- Directions for this task -
Each line of the listing that contains the word "button" is to be copied.

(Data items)
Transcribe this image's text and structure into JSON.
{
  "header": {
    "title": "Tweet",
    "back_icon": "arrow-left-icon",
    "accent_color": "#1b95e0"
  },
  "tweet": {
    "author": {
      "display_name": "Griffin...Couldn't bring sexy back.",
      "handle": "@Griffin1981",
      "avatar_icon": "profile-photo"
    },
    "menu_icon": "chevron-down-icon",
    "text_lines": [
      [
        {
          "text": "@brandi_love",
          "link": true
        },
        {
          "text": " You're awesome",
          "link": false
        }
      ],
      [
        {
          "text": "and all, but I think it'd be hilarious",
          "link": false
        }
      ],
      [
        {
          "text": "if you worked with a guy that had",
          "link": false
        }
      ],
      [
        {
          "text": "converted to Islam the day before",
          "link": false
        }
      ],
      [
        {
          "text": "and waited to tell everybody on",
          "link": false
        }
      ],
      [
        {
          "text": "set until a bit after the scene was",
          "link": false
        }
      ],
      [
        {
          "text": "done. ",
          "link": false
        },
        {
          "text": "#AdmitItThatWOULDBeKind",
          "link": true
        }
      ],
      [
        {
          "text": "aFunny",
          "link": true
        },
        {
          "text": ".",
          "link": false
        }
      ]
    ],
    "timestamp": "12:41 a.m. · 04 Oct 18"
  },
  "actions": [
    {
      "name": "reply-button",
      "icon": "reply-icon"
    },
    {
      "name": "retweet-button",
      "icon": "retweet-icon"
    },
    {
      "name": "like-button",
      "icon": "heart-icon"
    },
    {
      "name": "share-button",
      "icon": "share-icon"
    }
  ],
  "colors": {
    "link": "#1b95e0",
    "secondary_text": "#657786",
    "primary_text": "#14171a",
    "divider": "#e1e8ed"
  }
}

- Task result -
      "name": "reply-button",
      "name": "retweet-button",
      "name": "like-button",
      "name": "share-button",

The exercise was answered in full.